* [Objective]
Pick every line from the data that holds the word "这种电流表能测交流电流".

* [Excerpted records]
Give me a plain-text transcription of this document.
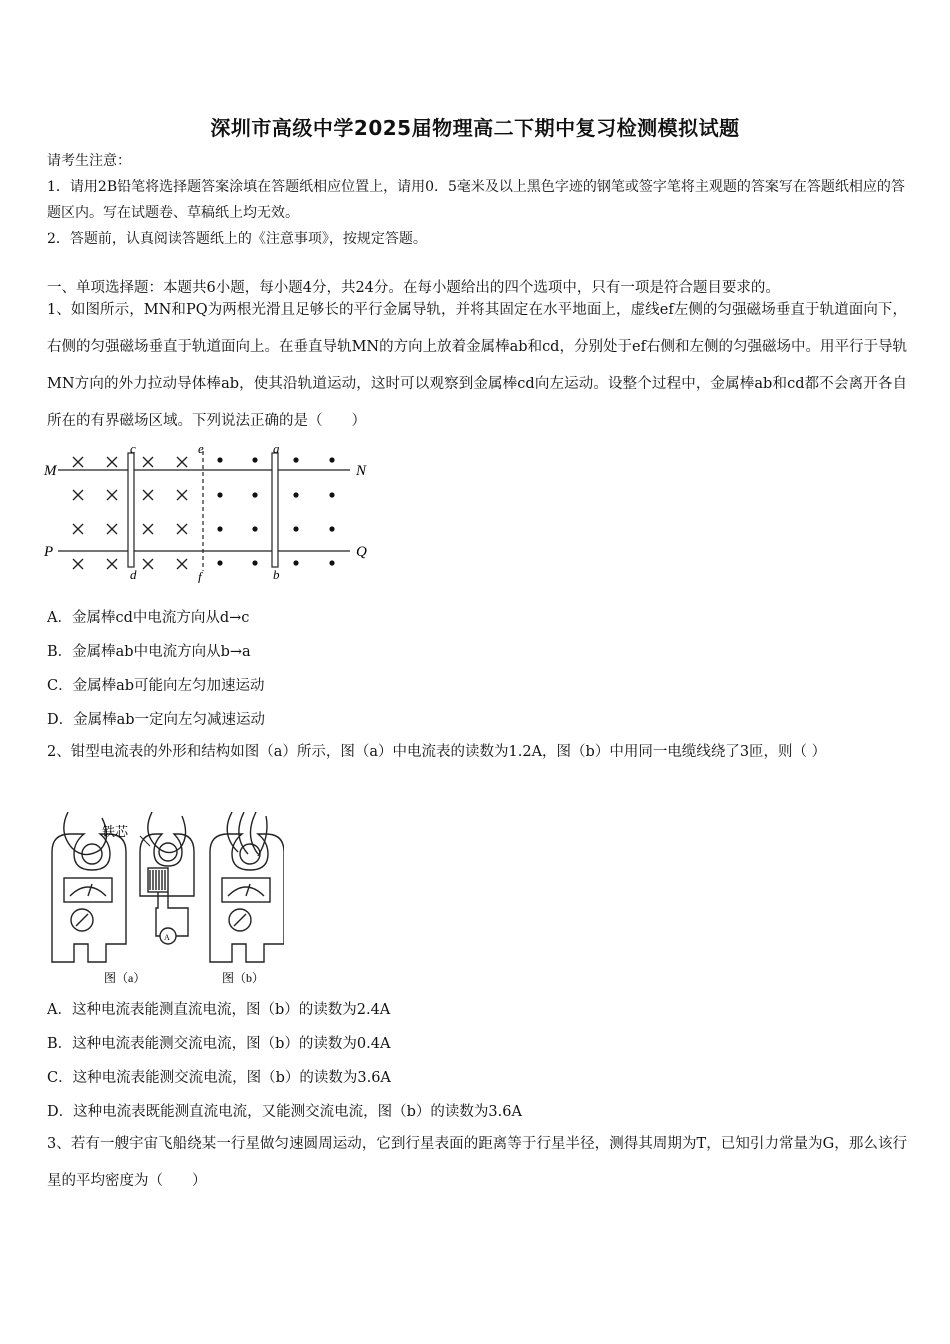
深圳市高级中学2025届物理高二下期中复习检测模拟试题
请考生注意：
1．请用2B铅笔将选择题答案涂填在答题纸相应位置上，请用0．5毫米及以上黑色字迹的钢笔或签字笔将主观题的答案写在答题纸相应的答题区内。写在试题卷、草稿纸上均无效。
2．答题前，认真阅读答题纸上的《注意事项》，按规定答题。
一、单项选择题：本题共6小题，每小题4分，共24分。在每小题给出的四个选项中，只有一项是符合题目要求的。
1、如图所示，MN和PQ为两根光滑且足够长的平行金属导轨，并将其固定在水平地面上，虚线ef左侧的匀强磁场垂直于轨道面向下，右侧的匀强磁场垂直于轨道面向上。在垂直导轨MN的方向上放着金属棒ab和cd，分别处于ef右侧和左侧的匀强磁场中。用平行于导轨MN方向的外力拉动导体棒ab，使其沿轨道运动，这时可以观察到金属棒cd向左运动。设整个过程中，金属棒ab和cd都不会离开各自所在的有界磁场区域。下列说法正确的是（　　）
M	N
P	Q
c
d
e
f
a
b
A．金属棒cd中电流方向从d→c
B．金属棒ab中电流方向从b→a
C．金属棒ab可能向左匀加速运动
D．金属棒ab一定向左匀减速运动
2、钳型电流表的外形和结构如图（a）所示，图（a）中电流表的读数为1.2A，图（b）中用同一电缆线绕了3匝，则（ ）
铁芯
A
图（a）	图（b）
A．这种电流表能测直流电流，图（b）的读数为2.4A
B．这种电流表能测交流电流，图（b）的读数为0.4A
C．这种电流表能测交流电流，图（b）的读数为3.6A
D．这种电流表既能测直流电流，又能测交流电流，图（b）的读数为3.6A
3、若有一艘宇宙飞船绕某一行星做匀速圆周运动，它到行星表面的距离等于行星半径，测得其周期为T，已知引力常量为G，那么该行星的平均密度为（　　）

* [Reply]
B．这种电流表能测交流电流，图（b）的读数为0.4A
C．这种电流表能测交流电流，图（b）的读数为3.6A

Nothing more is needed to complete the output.